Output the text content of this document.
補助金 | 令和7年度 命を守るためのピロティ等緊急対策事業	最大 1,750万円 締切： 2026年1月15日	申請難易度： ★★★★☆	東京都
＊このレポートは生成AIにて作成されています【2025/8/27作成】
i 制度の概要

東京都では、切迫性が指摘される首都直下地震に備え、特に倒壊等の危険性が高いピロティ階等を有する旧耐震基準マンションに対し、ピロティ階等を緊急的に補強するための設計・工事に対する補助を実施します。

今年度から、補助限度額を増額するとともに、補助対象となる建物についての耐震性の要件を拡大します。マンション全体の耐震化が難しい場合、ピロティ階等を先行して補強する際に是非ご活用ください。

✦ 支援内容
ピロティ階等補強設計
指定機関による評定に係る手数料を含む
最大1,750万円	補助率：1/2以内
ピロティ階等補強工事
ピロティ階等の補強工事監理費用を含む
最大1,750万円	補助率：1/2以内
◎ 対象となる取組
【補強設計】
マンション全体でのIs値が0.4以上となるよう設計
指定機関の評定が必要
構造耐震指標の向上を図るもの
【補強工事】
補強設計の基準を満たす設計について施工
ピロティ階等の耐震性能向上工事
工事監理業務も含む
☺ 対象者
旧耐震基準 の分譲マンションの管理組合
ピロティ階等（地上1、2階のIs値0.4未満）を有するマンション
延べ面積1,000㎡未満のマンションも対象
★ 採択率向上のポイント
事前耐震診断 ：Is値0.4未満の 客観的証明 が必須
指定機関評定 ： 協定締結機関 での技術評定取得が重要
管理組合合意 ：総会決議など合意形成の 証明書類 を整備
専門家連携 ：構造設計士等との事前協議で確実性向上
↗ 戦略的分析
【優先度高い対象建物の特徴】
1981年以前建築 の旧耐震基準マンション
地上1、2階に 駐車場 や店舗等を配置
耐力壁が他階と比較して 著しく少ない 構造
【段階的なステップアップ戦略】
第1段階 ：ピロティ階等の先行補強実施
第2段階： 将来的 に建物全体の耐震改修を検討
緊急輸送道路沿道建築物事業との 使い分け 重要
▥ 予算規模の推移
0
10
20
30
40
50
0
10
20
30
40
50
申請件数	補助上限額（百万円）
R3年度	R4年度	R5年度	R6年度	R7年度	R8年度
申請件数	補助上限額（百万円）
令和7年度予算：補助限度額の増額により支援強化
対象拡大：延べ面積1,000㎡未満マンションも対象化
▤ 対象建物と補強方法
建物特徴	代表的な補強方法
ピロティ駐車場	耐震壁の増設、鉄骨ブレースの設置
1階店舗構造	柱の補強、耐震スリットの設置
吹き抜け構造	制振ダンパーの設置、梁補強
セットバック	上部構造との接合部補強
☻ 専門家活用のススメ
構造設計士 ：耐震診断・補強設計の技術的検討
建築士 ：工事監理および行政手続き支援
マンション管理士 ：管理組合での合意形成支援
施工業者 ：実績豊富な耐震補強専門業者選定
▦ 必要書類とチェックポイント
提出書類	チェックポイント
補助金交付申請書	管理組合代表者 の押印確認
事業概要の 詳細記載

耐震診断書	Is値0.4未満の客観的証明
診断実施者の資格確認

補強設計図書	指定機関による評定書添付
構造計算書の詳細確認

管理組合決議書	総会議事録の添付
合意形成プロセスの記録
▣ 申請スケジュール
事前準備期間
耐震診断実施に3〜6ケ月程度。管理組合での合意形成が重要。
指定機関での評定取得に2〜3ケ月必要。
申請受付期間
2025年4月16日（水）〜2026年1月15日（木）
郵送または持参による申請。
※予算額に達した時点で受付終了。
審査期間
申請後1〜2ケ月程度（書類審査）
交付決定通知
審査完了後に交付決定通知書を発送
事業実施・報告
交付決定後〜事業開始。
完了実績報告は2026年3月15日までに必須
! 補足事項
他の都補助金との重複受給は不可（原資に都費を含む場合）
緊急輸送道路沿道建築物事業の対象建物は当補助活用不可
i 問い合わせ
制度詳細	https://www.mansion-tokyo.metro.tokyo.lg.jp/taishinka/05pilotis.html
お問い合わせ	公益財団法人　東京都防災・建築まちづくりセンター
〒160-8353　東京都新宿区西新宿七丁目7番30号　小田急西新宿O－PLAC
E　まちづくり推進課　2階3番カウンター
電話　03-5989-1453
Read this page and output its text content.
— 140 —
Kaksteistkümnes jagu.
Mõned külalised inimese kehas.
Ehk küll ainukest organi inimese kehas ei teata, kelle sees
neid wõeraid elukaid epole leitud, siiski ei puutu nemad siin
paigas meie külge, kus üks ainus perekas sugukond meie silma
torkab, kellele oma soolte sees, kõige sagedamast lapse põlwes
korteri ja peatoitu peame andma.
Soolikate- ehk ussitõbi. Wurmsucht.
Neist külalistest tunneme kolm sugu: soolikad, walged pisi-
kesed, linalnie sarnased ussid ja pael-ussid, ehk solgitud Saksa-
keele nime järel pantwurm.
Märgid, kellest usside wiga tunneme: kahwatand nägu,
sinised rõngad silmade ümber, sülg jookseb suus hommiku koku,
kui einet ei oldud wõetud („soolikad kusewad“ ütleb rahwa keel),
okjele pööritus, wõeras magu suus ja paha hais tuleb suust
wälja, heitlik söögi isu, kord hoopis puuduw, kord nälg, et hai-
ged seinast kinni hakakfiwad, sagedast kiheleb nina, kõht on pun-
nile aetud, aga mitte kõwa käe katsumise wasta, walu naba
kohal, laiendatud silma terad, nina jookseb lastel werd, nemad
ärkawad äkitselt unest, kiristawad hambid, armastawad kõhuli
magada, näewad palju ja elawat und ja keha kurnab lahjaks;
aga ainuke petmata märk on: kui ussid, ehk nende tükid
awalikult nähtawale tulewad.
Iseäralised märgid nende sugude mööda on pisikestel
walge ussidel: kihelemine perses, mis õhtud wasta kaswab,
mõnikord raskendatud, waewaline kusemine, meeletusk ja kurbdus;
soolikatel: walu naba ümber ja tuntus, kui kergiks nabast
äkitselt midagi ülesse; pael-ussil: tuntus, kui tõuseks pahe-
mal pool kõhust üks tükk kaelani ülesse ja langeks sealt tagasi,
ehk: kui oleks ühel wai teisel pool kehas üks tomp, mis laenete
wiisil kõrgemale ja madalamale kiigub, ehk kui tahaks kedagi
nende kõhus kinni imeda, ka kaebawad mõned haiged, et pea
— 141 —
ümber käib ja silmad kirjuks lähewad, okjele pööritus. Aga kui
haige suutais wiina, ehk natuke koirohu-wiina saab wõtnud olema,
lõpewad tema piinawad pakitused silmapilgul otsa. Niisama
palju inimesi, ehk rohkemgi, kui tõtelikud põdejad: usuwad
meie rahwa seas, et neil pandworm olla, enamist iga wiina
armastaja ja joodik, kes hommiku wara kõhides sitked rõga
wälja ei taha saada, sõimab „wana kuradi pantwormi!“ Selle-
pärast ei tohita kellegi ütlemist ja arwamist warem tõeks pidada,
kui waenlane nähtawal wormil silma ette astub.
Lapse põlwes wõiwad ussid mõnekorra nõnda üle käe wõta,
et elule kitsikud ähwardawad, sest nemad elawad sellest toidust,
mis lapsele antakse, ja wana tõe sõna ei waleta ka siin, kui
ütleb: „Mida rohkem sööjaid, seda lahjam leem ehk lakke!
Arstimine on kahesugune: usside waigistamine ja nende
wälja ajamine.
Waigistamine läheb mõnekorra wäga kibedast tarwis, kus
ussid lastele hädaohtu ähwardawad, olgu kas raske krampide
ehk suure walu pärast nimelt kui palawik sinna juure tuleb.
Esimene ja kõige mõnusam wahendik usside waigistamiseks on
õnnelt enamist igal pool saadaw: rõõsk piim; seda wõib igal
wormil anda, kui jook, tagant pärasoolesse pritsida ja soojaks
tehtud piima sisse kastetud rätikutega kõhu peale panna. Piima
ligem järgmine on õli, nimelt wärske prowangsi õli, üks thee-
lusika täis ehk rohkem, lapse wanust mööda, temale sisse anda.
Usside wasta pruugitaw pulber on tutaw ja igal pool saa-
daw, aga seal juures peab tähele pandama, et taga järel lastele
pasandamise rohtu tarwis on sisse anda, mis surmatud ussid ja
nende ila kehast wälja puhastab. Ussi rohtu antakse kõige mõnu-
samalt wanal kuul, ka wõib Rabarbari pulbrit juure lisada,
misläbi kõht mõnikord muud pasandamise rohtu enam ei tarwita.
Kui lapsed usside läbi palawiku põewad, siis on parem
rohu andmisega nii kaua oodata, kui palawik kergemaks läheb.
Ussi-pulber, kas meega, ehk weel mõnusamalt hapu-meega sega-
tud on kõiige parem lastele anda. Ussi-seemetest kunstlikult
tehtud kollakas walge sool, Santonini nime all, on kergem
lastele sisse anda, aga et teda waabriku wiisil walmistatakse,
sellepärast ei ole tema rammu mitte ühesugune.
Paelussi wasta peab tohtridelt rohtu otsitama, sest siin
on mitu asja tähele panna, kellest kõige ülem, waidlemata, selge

____________

- **AIM**
Answer with one number only: how many lines above contain the word "igal".

- **THE RESPONSE**
2